Task instructions: Put the lines from the one containing "550, 157, 561]" up to and including the one containing "50, 101, 61]" into a Markdown table with the columns "No." and "Record", numbering each row and skipping blank lines.

☆ ☆ ☆ ☆ ☆

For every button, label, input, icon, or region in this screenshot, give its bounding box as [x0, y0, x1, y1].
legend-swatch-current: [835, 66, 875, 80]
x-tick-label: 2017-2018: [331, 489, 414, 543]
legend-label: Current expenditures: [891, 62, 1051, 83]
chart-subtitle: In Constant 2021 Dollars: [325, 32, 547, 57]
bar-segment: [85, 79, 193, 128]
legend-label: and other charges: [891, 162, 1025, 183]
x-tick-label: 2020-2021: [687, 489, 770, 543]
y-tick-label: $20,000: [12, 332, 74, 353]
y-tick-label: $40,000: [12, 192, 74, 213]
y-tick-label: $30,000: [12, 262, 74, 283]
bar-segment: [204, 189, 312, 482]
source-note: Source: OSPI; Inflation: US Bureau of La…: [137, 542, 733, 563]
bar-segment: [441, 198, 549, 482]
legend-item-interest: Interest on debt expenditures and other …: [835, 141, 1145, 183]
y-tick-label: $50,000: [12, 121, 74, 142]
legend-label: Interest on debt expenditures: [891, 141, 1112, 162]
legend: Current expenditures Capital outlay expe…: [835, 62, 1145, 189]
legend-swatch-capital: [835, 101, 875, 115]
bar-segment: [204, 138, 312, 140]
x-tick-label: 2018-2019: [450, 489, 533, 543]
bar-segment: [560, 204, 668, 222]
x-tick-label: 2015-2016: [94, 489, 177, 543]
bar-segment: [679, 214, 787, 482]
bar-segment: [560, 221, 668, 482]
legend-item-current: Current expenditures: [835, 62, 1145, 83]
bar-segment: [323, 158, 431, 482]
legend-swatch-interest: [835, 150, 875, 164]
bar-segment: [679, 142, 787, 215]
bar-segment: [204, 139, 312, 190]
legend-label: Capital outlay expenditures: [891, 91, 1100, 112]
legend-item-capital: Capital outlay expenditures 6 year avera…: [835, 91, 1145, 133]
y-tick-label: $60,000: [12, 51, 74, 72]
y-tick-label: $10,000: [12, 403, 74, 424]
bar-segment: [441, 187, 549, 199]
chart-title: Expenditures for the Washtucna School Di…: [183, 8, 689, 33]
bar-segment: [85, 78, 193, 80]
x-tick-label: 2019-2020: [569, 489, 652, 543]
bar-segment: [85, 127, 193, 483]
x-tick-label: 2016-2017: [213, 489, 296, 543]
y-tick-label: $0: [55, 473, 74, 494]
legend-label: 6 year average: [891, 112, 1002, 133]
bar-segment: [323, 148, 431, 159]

☆ ☆ ☆ ☆ ☆

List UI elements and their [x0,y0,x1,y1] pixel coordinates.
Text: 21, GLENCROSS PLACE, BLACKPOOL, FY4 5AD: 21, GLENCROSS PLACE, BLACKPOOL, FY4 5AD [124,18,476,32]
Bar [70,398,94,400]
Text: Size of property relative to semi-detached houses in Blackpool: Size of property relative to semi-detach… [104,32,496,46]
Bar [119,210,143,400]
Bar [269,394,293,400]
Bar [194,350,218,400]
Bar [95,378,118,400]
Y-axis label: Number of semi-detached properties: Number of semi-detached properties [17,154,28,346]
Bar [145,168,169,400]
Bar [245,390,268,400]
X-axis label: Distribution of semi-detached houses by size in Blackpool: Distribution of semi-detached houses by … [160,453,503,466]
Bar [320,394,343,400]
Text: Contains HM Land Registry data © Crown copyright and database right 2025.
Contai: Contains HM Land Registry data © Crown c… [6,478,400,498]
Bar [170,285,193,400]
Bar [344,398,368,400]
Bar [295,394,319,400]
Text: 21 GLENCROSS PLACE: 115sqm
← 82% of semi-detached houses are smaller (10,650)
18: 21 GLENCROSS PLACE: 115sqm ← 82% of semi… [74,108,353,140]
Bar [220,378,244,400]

☆ ☆ ☆ ☆ ☆

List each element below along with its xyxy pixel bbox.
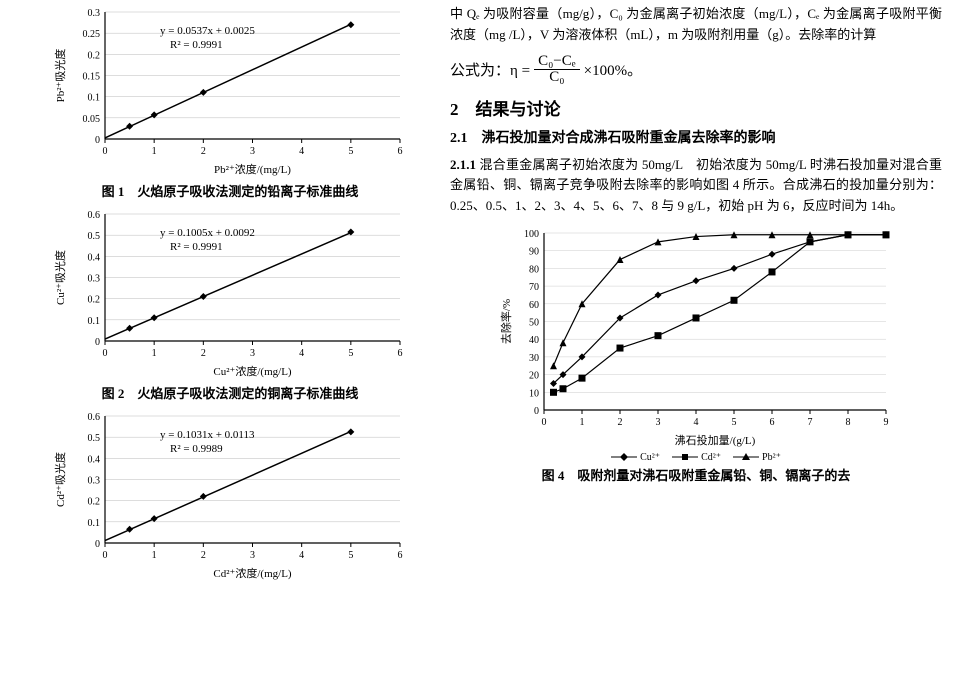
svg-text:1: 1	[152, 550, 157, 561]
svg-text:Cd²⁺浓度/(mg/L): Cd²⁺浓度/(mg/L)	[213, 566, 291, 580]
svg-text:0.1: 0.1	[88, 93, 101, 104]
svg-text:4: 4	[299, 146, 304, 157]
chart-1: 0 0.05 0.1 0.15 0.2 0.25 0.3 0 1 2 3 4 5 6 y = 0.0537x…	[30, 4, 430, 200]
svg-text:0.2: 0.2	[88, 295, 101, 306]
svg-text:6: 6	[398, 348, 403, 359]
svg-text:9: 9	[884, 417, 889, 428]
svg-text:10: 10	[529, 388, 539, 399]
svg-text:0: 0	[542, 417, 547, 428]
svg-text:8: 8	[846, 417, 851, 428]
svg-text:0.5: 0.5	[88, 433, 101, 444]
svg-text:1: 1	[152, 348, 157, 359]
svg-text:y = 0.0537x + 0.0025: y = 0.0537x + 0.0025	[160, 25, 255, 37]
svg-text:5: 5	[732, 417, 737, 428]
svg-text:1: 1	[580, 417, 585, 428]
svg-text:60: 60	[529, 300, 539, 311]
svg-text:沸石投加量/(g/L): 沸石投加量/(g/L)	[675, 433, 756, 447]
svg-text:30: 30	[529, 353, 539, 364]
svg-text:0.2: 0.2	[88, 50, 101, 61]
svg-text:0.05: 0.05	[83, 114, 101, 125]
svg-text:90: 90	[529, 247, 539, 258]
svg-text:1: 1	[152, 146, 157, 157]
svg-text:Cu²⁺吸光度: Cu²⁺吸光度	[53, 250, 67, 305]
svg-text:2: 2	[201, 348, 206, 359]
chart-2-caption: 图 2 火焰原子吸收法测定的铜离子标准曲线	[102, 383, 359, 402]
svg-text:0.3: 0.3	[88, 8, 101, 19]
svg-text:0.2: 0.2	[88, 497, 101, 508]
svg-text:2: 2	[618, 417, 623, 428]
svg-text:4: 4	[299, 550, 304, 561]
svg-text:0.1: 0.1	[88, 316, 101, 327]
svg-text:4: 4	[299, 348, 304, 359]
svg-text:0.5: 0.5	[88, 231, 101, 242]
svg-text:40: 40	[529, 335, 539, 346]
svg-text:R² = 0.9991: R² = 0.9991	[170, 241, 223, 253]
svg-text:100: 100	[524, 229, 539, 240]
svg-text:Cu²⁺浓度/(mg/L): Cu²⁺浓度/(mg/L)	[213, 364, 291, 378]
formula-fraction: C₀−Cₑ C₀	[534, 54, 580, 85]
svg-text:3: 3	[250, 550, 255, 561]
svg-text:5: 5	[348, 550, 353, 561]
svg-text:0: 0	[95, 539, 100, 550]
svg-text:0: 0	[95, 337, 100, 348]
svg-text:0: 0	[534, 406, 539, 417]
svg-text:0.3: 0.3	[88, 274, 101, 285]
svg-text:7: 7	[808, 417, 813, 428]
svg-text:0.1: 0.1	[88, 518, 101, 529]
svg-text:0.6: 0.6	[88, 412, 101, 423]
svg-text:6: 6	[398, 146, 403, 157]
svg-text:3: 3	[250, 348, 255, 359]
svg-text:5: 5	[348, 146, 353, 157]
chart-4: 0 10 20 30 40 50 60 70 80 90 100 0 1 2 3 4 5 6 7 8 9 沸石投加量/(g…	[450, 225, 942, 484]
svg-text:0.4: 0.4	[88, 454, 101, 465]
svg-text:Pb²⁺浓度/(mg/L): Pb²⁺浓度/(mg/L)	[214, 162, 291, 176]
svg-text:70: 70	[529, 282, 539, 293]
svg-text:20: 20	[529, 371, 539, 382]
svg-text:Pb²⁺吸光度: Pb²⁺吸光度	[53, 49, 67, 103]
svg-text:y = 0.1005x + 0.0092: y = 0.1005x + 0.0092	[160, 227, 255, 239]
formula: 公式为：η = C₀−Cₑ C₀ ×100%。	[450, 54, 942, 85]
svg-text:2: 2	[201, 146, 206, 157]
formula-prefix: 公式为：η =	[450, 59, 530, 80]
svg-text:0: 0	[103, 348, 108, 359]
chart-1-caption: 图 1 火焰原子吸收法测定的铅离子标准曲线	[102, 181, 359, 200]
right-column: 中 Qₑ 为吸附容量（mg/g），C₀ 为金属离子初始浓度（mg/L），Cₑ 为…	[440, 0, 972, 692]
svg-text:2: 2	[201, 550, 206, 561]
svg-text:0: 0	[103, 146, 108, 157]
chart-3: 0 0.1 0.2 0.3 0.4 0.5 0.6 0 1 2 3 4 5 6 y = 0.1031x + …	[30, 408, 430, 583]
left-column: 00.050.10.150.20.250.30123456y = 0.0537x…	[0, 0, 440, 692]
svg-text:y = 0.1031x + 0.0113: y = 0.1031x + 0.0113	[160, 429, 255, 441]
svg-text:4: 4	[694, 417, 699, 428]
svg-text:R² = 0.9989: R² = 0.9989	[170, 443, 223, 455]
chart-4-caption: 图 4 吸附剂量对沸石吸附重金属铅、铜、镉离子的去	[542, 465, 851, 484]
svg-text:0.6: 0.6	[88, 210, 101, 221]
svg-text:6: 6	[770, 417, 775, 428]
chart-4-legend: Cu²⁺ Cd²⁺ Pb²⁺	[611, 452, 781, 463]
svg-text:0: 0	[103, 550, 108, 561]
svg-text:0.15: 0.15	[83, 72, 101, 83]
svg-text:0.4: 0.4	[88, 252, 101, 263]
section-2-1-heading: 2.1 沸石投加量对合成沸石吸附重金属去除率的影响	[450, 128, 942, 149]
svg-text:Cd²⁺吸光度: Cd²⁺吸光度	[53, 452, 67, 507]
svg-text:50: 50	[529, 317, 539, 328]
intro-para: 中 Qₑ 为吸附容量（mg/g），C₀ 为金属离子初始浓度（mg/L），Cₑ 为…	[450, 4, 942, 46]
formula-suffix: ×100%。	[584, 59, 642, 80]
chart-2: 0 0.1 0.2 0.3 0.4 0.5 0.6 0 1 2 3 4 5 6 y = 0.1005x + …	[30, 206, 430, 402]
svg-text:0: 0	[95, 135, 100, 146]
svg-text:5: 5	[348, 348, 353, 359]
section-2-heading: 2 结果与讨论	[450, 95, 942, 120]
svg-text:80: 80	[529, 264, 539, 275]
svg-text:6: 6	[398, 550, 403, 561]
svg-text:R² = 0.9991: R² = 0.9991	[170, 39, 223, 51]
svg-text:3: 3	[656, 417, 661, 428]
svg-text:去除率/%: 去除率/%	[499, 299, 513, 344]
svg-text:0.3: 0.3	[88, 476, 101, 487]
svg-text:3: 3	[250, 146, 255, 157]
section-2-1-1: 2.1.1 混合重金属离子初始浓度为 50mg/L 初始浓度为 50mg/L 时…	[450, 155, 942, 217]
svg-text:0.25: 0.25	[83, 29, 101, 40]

☆ ☆ ☆ ☆ ☆

Response to the task:
| No. | Record |
|---|---|
| 1 | svg-text:1: 1	[152, 550, 157, 561] |
| 2 | svg-text:Cd²⁺浓度/(mg/L): Cd²⁺浓度/(mg/L)	[213, 566, 291, 580] |
| 3 | svg-text:0.1: 0.1	[88, 93, 101, 104] |
| 4 | svg-text:4: 4	[299, 146, 304, 157] |
| 5 | chart-1: 0 0.05 0.1 0.15 0.2 0.25 0.3 0 1 2 3 4 5 6 y = 0.0537x…	[30, 4, 430, 200] |
| 6 | svg-text:0.2: 0.2	[88, 295, 101, 306] |
| 7 | svg-text:6: 6	[398, 348, 403, 359] |
| 8 | svg-text:9: 9	[884, 417, 889, 428] |
| 9 | svg-text:10: 10	[529, 388, 539, 399] |
| 10 | svg-text:0: 0	[542, 417, 547, 428] |
| 11 | svg-text:8: 8	[846, 417, 851, 428] |
| 12 | svg-text:0.5: 0.5	[88, 433, 101, 444] |
| 13 | svg-text:1: 1	[152, 348, 157, 359] |
| 14 | svg-text:y = 0.0537x + 0.0025: y = 0.0537x + 0.0025	[160, 25, 255, 37] |
| 15 | svg-text:5: 5	[732, 417, 737, 428] |
| 16 | svg-text:1: 1	[580, 417, 585, 428] |
| 17 | svg-text:60: 60	[529, 300, 539, 311] |
| 18 | svg-text:沸石投加量/(g/L): 沸石投加量/(g/L)	[675, 433, 756, 447] |
| 19 | svg-text:30: 30	[529, 353, 539, 364] |
| 20 | svg-text:0.2: 0.2	[88, 50, 101, 61] |